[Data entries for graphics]
####

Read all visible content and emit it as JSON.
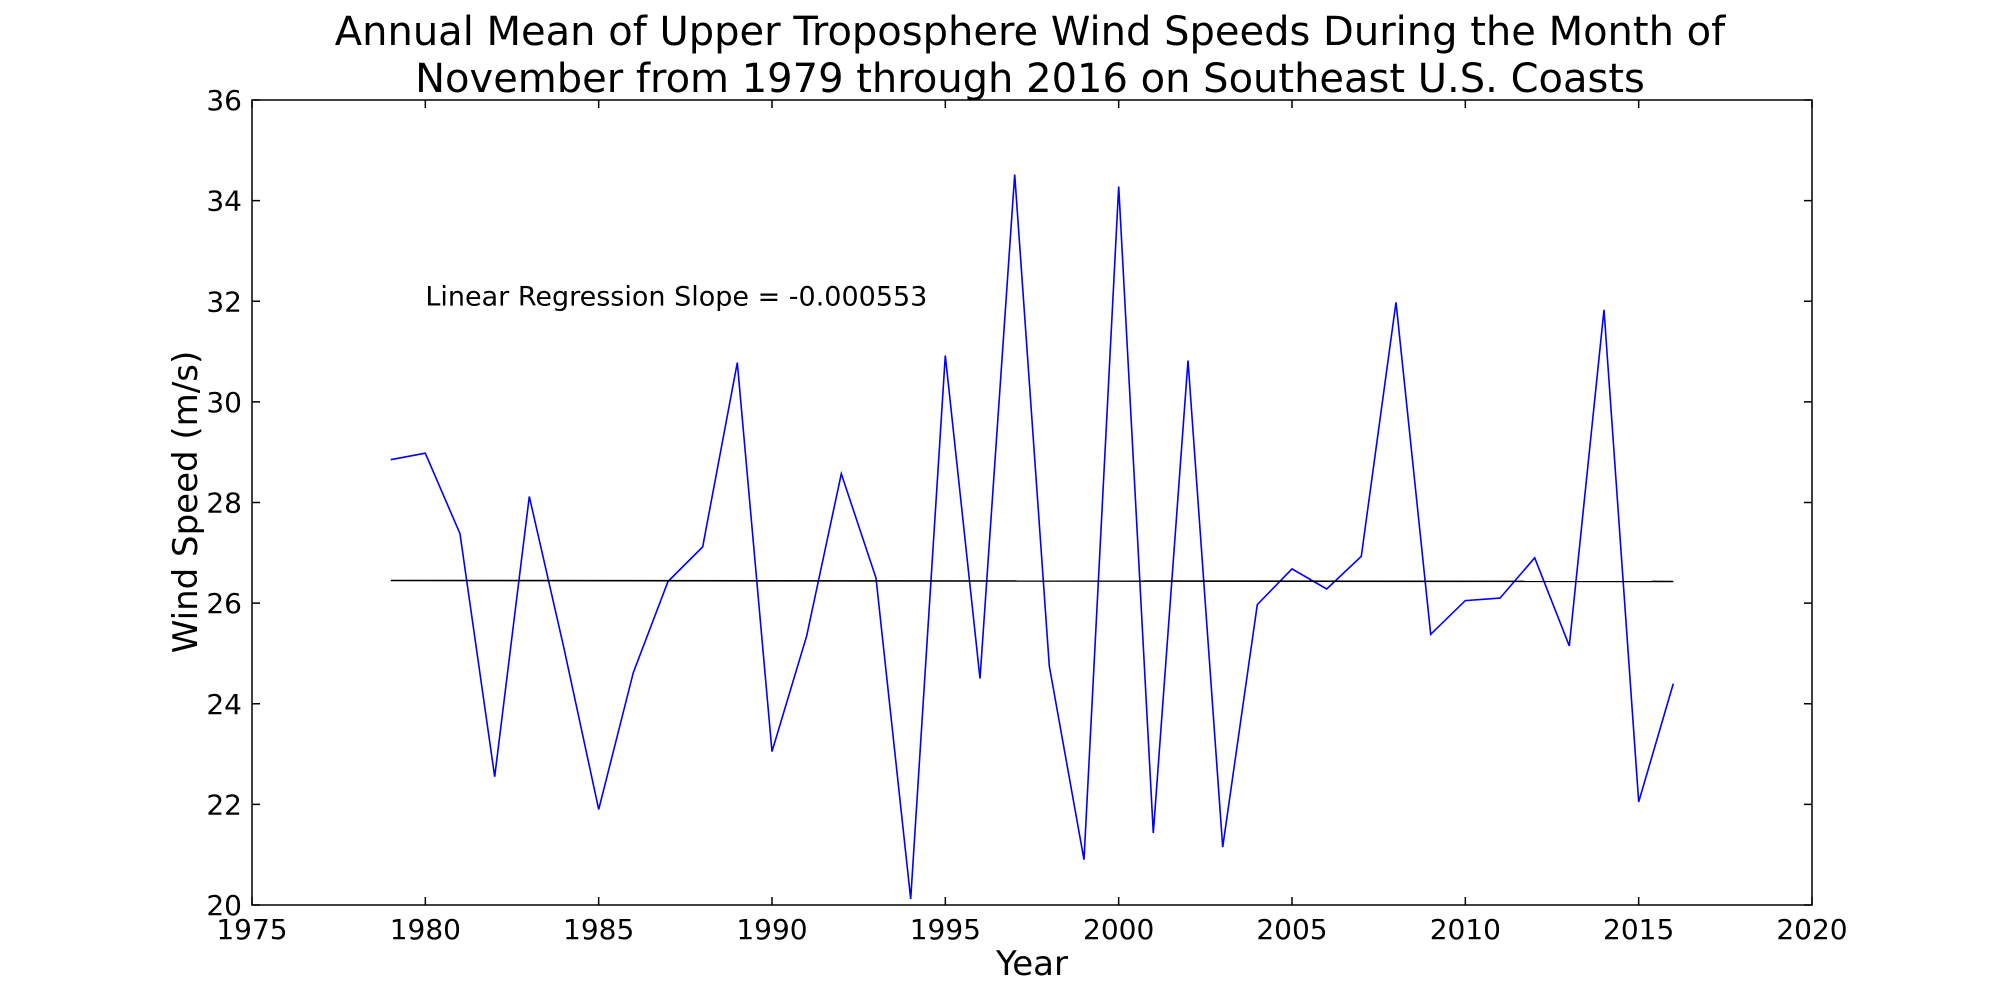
{
  "chart_data": {
    "type": "line",
    "title_lines": [
      "Annual Mean of Upper Troposphere Wind Speeds During the Month of",
      "November from 1979 through 2016 on Southeast U.S. Coasts"
    ],
    "xlabel": "Year",
    "ylabel": "Wind Speed (m/s)",
    "xlim": [
      1975,
      2020
    ],
    "ylim": [
      20,
      36
    ],
    "xticks": [
      1975,
      1980,
      1985,
      1990,
      1995,
      2000,
      2005,
      2010,
      2015,
      2020
    ],
    "yticks": [
      20,
      22,
      24,
      26,
      28,
      30,
      32,
      34,
      36
    ],
    "grid": false,
    "annotation": {
      "text": "Linear Regression Slope = -0.000553",
      "x": 1980,
      "y": 32
    },
    "series": [
      {
        "color": "#0000ff",
        "x": [
          1979,
          1980,
          1981,
          1982,
          1983,
          1984,
          1985,
          1986,
          1987,
          1988,
          1989,
          1990,
          1991,
          1992,
          1993,
          1994,
          1995,
          1996,
          1997,
          1998,
          1999,
          2000,
          2001,
          2002,
          2003,
          2004,
          2005,
          2006,
          2007,
          2008,
          2009,
          2010,
          2011,
          2012,
          2013,
          2014,
          2015,
          2016
        ],
        "values": [
          28.85,
          28.98,
          27.38,
          22.55,
          28.12,
          25.1,
          21.9,
          24.62,
          26.43,
          27.12,
          30.78,
          23.05,
          25.35,
          28.57,
          26.5,
          20.12,
          30.92,
          24.5,
          34.52,
          24.75,
          20.9,
          34.28,
          21.43,
          30.82,
          21.15,
          25.97,
          26.68,
          26.28,
          26.93,
          31.98,
          25.38,
          26.05,
          26.1,
          26.9,
          25.15,
          31.83,
          22.05,
          24.4
        ]
      },
      {
        "color": "#000000",
        "x": [
          1979,
          2016
        ],
        "values": [
          26.45,
          26.43
        ]
      }
    ]
  }
}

####

▸ **To do**
Say how many lines in the entries contain the string "Wind", and say nothing else.

▸ **Solution to this exercise**
2